--- Text block ---
....
Other Policy Provisions

 Protection Against Lapse

A person suffering from a physical or cognitive impairment may neglect to pay premiums and unintentionally let her LTCI policy lapse. There are two policy provisions intended to prevent this:

Under a policy with an impairment reinstatement provision, if an insured who has let her policy lapse can provide proof that she had an impairment at the time, the insurer will reinstate the policy without requiring medical underwriting. Reinstatement must be requested and the premium paid within a specified amount of time after a lapse notice (typically five months).
A third-party notification of lapse provision allows an insured to designate another person, such as an adult child, to whom the insurer must send a copy of a lapse notice. The insured makes the designation when she applies and must be notified every two years of her right to change the person designated.


Waiver of Premium

Under a wavier of premium provision, the insured does not have to pay premiums while he is receiving benefits for nursing home care or assisted living and, for many policies, also while he is receiving home healthcare benefits. Some policies begin waiving the premium as soon as the insured has satisfied the elimination period (discussed later), while others require additional time after the end of the elimination period before the waiver goes into effect.



The NAIC Models

The National Association of Insurance Commissioners (NAIC) has developed models for the regulation of long-term care insurance. These are the Long-Term Care Insurance Model Act and the Long-Term Care Insurance Model Regulation. The act and the regulation have been adopted, in whole or in part, by most states. The key points related to policy provisions are the following:

Certain terms may be used in an LTCI policy only if they are defined as specified by the NAIC act or regulation. Examples are "home healthcare services," "personal care," and "skilled nursing care."
Eligibility for benefits cannot depend on the insured having been previously hospitalized or having previously received a higher level of long-term care.
Only certain exclusions are allowed. These include preexisting conditions and the other exclusions listed above under "Exclusions. "
If one policy replaces another, any exclusions of preexisting conditions must be waived to the extent that similar exclusions were satisfied in the earlier policy. For example, if the new policy excludes conditions for which treatment was received within six months before the policy goes in force, this exclusion cannot be enforced if the insured has already fulfilled a six-month period for the previous policy.
....
--- Available data ---
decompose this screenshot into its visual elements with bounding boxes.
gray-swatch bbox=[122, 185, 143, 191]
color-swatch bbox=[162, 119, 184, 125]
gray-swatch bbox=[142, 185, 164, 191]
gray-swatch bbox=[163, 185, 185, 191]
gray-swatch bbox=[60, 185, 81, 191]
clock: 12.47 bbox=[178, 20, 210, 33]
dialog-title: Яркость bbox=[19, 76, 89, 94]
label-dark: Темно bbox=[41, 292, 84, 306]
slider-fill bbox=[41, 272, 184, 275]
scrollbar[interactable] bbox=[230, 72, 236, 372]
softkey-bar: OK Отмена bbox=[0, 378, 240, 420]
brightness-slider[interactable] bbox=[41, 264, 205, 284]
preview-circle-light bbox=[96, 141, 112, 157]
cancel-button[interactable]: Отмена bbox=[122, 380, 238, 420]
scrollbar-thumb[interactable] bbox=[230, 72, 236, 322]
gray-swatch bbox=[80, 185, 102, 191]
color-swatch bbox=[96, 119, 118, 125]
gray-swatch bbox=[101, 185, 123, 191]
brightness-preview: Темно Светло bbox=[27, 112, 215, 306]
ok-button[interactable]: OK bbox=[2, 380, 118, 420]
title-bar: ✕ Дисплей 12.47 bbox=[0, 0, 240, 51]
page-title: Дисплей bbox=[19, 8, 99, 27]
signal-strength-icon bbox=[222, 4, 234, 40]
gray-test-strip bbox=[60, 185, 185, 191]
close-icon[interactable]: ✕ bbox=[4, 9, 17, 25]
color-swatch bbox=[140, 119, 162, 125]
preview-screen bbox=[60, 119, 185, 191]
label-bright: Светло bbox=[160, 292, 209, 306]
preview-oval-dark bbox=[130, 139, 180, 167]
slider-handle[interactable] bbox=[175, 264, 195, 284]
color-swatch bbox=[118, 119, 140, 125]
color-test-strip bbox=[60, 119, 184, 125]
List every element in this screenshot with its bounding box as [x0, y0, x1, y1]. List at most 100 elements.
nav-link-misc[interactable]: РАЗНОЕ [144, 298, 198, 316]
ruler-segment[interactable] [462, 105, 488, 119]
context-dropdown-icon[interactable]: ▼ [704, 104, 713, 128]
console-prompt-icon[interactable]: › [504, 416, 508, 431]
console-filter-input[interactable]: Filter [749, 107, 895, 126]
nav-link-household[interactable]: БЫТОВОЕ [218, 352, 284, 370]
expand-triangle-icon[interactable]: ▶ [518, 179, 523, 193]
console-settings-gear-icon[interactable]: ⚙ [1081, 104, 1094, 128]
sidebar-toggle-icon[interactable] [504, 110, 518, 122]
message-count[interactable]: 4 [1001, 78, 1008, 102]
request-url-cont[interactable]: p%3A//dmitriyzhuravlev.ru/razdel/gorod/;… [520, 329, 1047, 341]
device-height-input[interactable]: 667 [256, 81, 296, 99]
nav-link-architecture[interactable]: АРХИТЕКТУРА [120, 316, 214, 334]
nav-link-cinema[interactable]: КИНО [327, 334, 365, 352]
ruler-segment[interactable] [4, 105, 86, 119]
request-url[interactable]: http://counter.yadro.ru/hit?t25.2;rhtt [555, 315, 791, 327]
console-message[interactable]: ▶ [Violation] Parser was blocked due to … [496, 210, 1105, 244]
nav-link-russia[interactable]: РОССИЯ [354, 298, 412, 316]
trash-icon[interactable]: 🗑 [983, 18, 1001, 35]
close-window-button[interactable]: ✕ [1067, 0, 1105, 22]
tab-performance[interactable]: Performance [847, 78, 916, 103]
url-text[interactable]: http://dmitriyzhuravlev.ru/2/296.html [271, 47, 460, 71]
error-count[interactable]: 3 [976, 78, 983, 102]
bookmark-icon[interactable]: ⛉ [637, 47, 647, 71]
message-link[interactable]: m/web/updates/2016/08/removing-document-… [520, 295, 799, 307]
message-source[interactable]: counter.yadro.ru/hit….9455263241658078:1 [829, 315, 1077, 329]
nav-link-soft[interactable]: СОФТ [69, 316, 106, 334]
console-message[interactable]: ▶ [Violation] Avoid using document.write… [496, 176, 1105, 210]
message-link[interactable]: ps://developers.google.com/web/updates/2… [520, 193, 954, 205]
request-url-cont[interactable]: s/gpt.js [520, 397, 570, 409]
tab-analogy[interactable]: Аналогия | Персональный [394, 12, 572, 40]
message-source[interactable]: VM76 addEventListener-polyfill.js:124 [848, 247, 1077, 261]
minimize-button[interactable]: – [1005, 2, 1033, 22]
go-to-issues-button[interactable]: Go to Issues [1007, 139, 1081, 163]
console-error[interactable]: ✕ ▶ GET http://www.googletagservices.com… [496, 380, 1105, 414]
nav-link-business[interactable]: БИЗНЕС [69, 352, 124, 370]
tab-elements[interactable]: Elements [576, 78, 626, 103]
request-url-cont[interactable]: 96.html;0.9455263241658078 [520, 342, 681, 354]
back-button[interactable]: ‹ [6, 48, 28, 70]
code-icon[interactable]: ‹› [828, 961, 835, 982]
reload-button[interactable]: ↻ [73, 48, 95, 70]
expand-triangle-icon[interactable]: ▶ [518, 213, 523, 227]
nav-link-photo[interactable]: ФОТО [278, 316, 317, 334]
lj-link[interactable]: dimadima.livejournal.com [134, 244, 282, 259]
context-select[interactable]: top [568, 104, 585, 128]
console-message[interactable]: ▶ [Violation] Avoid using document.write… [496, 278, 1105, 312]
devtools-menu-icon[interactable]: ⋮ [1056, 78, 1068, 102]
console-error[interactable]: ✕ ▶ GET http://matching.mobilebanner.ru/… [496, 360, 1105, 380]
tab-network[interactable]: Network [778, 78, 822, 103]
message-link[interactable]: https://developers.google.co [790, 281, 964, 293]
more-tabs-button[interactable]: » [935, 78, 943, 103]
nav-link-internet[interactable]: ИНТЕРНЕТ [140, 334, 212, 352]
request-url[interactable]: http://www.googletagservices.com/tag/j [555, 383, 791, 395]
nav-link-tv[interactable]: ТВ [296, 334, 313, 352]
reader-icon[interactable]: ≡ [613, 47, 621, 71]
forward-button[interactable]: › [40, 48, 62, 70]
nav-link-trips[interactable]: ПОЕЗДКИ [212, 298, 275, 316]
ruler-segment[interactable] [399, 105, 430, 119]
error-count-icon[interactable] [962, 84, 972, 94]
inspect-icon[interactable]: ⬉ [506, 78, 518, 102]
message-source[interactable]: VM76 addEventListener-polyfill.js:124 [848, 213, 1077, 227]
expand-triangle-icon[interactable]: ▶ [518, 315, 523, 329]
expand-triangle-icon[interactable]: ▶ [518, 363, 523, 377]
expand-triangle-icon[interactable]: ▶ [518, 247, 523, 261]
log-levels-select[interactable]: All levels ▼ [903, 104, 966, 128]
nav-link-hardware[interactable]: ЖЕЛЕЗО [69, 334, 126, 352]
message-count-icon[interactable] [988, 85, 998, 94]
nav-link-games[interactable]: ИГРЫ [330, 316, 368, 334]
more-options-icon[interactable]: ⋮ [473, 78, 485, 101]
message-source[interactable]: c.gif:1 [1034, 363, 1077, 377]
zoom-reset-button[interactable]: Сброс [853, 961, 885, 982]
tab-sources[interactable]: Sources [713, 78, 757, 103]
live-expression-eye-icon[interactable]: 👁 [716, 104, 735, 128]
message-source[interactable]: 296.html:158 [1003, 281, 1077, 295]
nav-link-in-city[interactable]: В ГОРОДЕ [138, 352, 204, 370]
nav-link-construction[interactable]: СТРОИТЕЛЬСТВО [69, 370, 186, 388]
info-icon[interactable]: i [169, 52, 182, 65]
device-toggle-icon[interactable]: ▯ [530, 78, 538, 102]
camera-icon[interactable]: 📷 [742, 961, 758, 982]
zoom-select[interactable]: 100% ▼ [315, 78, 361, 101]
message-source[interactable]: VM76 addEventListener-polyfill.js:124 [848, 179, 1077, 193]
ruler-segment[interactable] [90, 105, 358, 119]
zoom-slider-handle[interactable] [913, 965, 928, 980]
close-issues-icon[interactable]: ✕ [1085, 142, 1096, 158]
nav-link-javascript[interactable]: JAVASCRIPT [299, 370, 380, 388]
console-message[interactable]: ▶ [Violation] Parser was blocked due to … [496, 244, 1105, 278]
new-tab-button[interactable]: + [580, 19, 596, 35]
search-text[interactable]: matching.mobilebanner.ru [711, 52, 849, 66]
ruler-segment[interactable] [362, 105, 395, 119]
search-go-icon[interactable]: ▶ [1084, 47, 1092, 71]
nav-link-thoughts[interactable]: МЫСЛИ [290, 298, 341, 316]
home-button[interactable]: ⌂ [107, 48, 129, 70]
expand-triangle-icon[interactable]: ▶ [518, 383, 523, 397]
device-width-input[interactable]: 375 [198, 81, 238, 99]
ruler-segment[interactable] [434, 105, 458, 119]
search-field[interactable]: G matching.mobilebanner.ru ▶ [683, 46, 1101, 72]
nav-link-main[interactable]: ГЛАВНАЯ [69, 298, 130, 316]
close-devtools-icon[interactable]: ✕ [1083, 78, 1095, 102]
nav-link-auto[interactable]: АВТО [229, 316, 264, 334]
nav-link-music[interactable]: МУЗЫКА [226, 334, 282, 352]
....
--- Apply what you read ---
(A) Answer these from the passage on long-term care insurance provisions:
(i) Within what period after a lapse notice must reinstatement typically be requested?
(ii) How often must the insured be told of the right to change the person designated for lapse notices?
(iii) What are the two NAIC models for regulating long-term care insurance?
(B) Continue the passage on long-term care insurance provisions, picking up after its final sentence.
The rows were taken from a separate source.

--- Results ---
(A)
(i) Five months.
(ii) Every two years.
(iii) The Long-Term Care Insurance Model Act and the Long-Term Care Insurance Model Regulation.

(B)
A policy must offer an inflation protection option. An added premium charge for inflation protection is permitted.
A policy can cover only nursing home care, but it cannot cover only skilled care in a nursing home. All levels of care must be covered. Nor may a policy provide significantly more benefits for skilled care than for other levels of care received in a nursing home.
The only allowable renewal provisions are guaranteed renewable and noncancellable.
A policy must have a third-party notification of lapse provision.
A policy must offer a nonforfeiture optIon.
A policy must have an incontestability clause. This clause limits the insurer's right to contest the policy based on misrepresentations made in the application.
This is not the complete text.